▶ **Exercise task**:
Type out the material below exactly.

Structured figure records:
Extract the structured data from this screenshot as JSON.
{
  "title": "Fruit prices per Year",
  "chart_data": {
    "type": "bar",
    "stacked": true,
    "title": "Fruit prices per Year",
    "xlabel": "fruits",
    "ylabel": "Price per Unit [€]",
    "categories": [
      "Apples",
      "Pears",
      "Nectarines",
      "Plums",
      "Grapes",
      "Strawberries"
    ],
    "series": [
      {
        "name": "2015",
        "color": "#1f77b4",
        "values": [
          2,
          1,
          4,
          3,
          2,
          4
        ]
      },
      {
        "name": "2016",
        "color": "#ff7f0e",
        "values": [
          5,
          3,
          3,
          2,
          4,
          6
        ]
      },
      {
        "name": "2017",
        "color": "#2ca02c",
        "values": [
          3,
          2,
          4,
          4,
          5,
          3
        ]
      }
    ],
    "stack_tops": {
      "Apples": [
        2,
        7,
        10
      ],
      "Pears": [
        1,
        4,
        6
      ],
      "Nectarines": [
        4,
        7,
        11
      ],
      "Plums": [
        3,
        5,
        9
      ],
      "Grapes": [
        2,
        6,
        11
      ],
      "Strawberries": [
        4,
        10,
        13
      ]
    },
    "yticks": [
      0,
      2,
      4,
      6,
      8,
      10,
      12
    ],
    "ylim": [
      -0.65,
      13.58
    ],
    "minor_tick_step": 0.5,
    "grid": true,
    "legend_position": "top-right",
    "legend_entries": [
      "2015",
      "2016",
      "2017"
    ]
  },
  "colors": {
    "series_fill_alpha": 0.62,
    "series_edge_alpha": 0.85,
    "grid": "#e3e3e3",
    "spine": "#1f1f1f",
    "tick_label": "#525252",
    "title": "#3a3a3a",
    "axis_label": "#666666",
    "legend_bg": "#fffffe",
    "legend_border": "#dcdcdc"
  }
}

▶ **Task solution**:
Extract the structured data from this screenshot as JSON.
{
  "title": "Fruit prices per Year",
  "chart_data": {
    "type": "bar",
    "stacked": true,
    "title": "Fruit prices per Year",
    "xlabel": "fruits",
    "ylabel": "Price per Unit [€]",
    "categories": [
      "Apples",
      "Pears",
      "Nectarines",
      "Plums",
      "Grapes",
      "Strawberries"
    ],
    "series": [
      {
        "name": "2015",
        "color": "#1f77b4",
        "values": [
          2,
          1,
          4,
          3,
          2,
          4
        ]
      },
      {
        "name": "2016",
        "color": "#ff7f0e",
        "values": [
          5,
          3,
          3,
          2,
          4,
          6
        ]
      },
      {
        "name": "2017",
        "color": "#2ca02c",
        "values": [
          3,
          2,
          4,
          4,
          5,
          3
        ]
      }
    ],
    "stack_tops": {
      "Apples": [
        2,
        7,
        10
      ],
      "Pears": [
        1,
        4,
        6
      ],
      "Nectarines": [
        4,
        7,
        11
      ],
      "Plums": [
        3,
        5,
        9
      ],
      "Grapes": [
        2,
        6,
        11
      ],
      "Strawberries": [
        4,
        10,
        13
      ]
    },
    "yticks": [
      0,
      2,
      4,
      6,
      8,
      10,
      12
    ],
    "ylim": [
      -0.65,
      13.58
    ],
    "minor_tick_step": 0.5,
    "grid": true,
    "legend_position": "top-right",
    "legend_entries": [
      "2015",
      "2016",
      "2017"
    ]
  },
  "colors": {
    "series_fill_alpha": 0.62,
    "series_edge_alpha": 0.85,
    "grid": "#e3e3e3",
    "spine": "#1f1f1f",
    "tick_label": "#525252",
    "title": "#3a3a3a",
    "axis_label": "#666666",
    "legend_bg": "#fffffe",
    "legend_border": "#dcdcdc"
  }
}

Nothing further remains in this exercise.